### PROBLEM
Write the records out again, precisely as they stand.

--- begin THE INPUT ---

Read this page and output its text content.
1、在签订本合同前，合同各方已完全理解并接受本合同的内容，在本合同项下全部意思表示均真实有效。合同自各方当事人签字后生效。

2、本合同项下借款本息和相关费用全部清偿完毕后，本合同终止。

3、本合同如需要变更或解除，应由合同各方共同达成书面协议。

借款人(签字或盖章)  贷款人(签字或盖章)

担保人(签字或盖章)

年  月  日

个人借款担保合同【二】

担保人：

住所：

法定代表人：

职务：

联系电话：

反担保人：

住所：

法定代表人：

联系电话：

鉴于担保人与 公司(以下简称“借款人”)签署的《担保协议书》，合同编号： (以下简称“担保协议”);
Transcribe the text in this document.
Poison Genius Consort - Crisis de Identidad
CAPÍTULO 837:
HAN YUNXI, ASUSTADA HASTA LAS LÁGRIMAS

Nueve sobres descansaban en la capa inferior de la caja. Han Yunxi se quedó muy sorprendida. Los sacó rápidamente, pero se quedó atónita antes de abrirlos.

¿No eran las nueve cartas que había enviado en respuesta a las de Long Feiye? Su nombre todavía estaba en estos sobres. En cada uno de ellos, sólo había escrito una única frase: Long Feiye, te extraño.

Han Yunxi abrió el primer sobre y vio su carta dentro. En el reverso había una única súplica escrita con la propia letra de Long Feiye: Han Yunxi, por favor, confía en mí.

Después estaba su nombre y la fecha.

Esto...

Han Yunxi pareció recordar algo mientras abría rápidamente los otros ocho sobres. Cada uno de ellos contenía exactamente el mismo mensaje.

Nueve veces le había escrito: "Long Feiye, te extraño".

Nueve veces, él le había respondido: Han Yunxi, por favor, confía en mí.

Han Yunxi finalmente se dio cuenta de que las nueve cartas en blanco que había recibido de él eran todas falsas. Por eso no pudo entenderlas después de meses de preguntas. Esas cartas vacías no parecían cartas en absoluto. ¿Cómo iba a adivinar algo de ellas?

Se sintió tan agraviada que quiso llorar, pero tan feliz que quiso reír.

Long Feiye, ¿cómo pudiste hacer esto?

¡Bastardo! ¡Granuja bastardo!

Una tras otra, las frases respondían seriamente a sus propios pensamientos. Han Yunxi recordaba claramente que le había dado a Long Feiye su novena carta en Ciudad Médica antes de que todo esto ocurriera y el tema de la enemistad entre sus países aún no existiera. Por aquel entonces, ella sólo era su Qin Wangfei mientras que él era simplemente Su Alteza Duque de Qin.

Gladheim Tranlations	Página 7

--- end THE INPUT ---

### REPLY
Read this page and output its text content.
1、在签订本合同前，合同各方已完全理解并接受本合同的内容，在本合同项下全部意思表示均真实有效。合同自各方当事人签字后生效。

2、本合同项下借款本息和相关费用全部清偿完毕后，本合同终止。

3、本合同如需要变更或解除，应由合同各方共同达成书面协议。

借款人(签字或盖章)  贷款人(签字或盖章)

担保人(签字或盖章)

年  月  日

个人借款担保合同【二】

担保人：

住所：

法定代表人：

职务：

联系电话：

反担保人：

住所：

法定代表人：

联系电话：

鉴于担保人与 公司(以下简称“借款人”)签署的《担保协议书》，合同编号： (以下简称“担保协议”);
Transcribe the text in this document.
Poison Genius Consort - Crisis de Identidad
CAPÍTULO 837:
HAN YUNXI, ASUSTADA HASTA LAS LÁGRIMAS

Nueve sobres descansaban en la capa inferior de la caja. Han Yunxi se quedó muy sorprendida. Los sacó rápidamente, pero se quedó atónita antes de abrirlos.

¿No eran las nueve cartas que había enviado en respuesta a las de Long Feiye? Su nombre todavía estaba en estos sobres. En cada uno de ellos, sólo había escrito una única frase: Long Feiye, te extraño.

Han Yunxi abrió el primer sobre y vio su carta dentro. En el reverso había una única súplica escrita con la propia letra de Long Feiye: Han Yunxi, por favor, confía en mí.

Después estaba su nombre y la fecha.

Esto...

Han Yunxi pareció recordar algo mientras abría rápidamente los otros ocho sobres. Cada uno de ellos contenía exactamente el mismo mensaje.

Nueve veces le había escrito: "Long Feiye, te extraño".

Nueve veces, él le había respondido: Han Yunxi, por favor, confía en mí.

Han Yunxi finalmente se dio cuenta de que las nueve cartas en blanco que había recibido de él eran todas falsas. Por eso no pudo entenderlas después de meses de preguntas. Esas cartas vacías no parecían cartas en absoluto. ¿Cómo iba a adivinar algo de ellas?

Se sintió tan agraviada que quiso llorar, pero tan feliz que quiso reír.

Long Feiye, ¿cómo pudiste hacer esto?

¡Bastardo! ¡Granuja bastardo!

Una tras otra, las frases respondían seriamente a sus propios pensamientos. Han Yunxi recordaba claramente que le había dado a Long Feiye su novena carta en Ciudad Médica antes de que todo esto ocurriera y el tema de la enemistad entre sus países aún no existiera. Por aquel entonces, ella sólo era su Qin Wangfei mientras que él era simplemente Su Alteza Duque de Qin.

Gladheim Tranlations	Página 7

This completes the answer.